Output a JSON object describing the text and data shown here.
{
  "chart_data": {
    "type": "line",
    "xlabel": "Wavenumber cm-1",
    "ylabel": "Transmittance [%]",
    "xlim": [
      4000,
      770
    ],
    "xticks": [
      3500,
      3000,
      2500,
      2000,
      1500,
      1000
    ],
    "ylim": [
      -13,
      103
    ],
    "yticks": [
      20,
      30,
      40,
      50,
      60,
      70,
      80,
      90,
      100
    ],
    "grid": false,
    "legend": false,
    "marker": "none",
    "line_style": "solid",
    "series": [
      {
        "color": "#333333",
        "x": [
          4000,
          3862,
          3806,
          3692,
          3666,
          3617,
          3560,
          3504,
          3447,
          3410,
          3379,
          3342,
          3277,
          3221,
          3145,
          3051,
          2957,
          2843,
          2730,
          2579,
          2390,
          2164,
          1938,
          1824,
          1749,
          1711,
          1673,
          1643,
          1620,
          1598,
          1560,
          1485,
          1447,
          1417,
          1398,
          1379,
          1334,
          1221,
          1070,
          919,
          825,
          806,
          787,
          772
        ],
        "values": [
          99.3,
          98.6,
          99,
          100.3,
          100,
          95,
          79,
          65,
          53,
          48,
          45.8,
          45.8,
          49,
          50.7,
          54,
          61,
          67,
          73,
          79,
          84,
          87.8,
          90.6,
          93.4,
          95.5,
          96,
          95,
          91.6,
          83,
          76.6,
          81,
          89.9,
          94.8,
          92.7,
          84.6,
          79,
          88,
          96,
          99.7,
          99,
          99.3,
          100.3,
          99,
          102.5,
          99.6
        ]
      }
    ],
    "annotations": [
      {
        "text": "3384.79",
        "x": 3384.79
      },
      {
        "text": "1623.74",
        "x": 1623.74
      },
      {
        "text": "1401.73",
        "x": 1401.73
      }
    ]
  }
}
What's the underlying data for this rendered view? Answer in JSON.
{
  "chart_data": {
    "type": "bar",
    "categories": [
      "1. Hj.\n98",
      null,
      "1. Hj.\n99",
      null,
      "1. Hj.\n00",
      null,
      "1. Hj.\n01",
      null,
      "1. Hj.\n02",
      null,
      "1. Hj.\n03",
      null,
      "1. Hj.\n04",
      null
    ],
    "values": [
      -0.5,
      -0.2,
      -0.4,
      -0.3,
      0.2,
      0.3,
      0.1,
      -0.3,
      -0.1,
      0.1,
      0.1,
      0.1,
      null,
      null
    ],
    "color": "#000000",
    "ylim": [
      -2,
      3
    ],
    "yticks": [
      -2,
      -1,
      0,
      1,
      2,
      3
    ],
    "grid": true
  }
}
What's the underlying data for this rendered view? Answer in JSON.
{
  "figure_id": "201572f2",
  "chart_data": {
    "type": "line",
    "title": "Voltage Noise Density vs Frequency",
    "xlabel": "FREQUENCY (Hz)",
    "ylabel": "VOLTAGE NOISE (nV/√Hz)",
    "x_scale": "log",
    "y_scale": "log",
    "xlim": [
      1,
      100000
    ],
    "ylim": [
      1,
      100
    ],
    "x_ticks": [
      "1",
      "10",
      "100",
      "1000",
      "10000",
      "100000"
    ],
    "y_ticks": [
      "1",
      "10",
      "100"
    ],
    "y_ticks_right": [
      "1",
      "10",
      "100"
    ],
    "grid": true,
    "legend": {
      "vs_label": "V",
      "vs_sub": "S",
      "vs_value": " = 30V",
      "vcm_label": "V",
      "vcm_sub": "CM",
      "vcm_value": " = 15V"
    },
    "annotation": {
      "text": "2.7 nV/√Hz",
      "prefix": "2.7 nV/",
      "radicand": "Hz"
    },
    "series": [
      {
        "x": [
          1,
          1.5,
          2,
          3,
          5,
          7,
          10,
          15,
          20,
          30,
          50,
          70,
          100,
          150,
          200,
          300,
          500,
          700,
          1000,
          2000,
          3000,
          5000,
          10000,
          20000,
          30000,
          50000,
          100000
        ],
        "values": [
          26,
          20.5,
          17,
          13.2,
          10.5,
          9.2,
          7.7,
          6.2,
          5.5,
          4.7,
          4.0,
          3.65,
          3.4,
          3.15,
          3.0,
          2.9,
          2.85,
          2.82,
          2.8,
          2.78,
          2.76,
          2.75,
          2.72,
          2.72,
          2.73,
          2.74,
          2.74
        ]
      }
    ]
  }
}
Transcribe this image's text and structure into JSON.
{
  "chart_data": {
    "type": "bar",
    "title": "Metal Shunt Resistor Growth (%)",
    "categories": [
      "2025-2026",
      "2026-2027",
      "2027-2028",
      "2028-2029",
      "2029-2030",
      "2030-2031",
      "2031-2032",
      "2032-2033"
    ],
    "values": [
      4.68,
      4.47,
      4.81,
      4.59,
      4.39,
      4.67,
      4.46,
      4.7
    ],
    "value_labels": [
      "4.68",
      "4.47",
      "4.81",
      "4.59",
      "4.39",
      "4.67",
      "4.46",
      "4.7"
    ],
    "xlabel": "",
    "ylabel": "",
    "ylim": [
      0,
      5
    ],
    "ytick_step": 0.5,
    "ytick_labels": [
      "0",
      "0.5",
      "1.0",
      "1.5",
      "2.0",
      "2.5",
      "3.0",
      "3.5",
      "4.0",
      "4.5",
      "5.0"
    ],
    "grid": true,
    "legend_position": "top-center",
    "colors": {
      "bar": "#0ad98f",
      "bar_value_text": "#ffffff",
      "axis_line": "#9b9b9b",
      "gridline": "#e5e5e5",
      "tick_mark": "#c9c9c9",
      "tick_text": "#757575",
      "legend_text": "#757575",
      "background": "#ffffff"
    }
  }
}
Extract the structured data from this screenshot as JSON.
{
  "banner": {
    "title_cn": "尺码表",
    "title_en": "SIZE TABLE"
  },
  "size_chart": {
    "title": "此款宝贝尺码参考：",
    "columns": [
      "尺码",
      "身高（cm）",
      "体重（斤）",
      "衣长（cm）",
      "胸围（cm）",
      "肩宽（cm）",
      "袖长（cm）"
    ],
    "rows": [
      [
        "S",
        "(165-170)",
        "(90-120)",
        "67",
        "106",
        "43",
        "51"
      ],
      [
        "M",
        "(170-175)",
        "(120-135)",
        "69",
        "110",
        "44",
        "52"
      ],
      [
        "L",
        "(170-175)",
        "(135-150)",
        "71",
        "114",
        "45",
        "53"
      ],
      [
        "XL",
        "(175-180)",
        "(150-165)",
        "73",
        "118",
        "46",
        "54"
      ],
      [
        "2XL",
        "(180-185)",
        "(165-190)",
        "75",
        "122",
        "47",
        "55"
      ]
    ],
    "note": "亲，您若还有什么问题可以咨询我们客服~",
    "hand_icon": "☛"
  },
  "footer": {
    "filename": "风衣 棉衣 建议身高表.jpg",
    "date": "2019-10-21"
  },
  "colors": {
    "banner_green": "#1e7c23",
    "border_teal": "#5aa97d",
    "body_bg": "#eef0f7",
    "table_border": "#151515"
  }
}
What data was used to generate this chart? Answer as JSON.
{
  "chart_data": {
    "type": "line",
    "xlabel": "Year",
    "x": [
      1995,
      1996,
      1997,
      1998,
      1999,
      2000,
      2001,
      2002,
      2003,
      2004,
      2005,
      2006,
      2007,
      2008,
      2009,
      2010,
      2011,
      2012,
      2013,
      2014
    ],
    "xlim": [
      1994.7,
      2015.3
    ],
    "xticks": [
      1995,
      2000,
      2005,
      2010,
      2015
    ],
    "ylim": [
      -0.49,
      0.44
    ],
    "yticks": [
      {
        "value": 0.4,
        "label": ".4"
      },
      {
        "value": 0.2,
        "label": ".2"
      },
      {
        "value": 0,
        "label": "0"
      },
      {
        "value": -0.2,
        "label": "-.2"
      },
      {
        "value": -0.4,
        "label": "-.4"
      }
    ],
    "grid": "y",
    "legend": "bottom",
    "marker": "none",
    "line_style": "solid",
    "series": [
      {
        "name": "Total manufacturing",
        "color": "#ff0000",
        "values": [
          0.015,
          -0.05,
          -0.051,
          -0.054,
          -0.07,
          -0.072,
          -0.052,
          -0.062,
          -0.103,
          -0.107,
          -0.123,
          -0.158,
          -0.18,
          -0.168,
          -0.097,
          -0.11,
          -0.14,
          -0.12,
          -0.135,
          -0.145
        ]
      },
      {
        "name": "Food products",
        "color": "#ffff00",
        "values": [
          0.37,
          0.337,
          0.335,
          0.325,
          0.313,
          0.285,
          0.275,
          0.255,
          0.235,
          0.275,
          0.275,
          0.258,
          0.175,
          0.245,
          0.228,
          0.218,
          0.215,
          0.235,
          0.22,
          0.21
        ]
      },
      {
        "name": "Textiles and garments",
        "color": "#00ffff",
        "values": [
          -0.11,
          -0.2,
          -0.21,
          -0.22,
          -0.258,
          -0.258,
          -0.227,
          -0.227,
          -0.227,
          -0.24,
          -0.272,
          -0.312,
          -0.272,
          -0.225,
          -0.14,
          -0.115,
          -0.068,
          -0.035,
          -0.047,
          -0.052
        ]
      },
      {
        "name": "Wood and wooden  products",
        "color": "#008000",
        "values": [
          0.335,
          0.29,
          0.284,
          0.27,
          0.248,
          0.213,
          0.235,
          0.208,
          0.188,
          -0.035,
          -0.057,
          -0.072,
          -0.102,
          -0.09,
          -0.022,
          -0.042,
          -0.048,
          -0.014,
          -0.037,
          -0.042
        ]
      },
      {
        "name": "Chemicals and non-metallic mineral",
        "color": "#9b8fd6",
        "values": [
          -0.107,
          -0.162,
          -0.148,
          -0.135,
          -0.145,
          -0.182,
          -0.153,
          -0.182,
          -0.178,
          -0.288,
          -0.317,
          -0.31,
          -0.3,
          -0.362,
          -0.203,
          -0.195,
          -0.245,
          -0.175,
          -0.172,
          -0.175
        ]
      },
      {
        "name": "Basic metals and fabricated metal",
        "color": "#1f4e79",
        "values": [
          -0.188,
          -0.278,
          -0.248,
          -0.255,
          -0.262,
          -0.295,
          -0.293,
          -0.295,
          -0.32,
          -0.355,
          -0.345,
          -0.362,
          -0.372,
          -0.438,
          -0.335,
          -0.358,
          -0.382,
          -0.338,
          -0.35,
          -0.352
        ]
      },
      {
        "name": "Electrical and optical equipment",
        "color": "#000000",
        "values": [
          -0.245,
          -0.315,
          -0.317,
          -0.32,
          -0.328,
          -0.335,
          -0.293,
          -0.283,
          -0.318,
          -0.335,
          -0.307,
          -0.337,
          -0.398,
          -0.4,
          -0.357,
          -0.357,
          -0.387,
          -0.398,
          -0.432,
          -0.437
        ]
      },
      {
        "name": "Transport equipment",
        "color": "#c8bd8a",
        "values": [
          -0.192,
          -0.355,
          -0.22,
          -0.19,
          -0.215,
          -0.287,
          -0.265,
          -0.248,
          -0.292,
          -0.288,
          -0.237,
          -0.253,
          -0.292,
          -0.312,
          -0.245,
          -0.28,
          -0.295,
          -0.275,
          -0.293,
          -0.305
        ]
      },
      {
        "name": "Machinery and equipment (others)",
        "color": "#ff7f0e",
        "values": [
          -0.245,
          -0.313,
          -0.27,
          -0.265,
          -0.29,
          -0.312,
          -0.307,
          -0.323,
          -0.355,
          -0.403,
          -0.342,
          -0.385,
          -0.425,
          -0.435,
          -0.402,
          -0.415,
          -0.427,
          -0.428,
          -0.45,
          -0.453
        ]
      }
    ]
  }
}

......

Task statement:
State how many lines of the records above contain the word "products", and give only that number.

Output below:
2